[start of RECORDS SUPPLIED]

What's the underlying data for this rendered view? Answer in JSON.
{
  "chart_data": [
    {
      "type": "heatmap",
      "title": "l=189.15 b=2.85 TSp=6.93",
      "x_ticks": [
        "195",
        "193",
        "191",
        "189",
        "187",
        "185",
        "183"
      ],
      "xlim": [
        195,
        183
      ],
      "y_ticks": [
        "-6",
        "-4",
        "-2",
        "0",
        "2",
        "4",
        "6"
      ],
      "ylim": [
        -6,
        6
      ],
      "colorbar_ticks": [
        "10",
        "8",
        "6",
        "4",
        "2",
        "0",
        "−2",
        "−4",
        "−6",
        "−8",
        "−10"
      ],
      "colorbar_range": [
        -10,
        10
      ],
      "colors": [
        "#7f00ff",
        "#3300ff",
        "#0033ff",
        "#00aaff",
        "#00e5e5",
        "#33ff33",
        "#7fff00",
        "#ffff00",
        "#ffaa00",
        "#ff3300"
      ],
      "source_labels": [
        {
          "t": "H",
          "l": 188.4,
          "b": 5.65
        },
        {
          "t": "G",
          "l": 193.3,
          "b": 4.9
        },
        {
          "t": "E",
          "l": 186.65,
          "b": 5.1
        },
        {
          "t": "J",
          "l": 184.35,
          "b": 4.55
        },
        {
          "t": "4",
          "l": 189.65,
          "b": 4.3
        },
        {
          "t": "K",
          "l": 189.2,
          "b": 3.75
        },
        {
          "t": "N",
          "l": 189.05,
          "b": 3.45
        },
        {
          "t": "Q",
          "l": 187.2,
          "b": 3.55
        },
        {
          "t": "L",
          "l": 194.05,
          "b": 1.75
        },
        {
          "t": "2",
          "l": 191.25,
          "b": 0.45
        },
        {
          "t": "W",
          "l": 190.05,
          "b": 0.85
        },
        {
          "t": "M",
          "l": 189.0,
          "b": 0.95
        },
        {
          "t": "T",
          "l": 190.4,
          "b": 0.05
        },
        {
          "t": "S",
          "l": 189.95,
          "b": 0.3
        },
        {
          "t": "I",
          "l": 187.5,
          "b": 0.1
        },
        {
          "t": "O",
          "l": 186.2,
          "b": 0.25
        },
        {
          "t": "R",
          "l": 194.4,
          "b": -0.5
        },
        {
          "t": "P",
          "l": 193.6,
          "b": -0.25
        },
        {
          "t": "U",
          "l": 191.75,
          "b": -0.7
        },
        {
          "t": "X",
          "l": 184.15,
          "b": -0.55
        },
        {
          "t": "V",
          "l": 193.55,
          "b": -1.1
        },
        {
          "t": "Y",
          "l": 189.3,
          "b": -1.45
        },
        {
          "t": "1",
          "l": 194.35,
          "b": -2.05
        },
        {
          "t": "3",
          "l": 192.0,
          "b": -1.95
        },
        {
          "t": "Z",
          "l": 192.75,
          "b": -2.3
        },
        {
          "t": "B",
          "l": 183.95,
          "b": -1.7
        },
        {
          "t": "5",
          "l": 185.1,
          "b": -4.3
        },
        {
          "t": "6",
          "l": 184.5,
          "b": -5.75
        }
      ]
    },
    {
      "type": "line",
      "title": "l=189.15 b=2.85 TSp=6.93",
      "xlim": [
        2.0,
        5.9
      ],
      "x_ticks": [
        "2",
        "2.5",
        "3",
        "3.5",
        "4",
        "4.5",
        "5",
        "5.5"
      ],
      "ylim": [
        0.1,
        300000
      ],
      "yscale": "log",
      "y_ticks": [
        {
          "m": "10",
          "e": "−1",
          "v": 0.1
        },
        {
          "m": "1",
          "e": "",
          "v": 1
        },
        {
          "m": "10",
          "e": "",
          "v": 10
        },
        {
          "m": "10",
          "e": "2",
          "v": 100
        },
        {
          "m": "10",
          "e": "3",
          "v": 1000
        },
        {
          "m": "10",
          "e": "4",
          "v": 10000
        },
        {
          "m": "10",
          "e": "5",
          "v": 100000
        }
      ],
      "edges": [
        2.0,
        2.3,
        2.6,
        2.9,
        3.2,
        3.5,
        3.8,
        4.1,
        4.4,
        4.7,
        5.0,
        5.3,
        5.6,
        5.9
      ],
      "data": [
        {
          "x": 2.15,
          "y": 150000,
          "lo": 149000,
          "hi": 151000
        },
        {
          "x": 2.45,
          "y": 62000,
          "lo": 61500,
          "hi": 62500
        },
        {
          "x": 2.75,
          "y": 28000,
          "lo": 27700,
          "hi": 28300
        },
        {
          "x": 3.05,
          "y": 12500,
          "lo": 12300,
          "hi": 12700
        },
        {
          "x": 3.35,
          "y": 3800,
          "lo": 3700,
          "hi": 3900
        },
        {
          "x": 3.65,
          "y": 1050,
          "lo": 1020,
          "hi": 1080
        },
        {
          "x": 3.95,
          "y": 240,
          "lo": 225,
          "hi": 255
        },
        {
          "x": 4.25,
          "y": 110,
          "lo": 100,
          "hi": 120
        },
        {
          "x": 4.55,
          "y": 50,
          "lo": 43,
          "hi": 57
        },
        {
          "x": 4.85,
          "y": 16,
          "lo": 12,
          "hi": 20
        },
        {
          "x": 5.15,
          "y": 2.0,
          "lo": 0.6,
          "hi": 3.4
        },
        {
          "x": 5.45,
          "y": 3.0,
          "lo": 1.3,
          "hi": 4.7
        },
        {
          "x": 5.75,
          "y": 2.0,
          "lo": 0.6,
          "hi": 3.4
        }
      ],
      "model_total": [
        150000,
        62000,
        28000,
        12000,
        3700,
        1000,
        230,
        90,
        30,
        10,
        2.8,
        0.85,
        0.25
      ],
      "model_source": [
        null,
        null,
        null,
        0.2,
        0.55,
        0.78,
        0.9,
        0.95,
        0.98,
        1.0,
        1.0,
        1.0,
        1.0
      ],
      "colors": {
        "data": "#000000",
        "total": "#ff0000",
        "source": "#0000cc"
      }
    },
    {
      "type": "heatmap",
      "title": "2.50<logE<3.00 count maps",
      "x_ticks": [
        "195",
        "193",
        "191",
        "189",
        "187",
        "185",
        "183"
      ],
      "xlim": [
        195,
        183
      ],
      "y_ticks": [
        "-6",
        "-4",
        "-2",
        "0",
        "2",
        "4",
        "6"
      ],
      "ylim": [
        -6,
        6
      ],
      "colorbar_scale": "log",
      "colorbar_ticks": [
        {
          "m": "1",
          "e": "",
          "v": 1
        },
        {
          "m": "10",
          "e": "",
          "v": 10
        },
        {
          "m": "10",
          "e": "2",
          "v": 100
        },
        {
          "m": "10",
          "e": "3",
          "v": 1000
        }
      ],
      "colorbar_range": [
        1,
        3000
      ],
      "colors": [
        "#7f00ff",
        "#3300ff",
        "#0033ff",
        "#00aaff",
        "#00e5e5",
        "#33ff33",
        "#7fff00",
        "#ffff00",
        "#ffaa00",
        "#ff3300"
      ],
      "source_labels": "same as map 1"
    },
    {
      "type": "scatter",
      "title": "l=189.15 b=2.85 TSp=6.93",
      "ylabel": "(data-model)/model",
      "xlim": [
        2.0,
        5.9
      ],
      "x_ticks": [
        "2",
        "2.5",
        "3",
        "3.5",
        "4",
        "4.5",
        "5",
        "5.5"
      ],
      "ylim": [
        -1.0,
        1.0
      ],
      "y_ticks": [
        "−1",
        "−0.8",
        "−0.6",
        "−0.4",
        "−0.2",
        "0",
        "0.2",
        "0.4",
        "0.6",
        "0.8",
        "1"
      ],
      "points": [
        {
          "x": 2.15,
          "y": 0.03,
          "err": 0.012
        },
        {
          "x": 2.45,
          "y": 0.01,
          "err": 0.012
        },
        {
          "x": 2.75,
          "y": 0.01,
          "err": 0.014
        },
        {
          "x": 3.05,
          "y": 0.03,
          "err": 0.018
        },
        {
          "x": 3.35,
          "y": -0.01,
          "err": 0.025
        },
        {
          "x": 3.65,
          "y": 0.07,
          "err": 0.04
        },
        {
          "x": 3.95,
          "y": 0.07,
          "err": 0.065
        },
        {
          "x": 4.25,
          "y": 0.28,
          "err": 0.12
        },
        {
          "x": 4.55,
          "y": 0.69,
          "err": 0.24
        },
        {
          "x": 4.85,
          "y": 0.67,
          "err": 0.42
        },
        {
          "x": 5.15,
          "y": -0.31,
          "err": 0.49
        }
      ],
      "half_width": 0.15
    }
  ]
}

[end of RECORDS SUPPLIED]

STATED EXERCISE: Pull out every line in the data above that has the word "type".

FINISHED EXERCISE:
      "type": "heatmap",
      "type": "line",
      "type": "heatmap",
      "type": "scatter",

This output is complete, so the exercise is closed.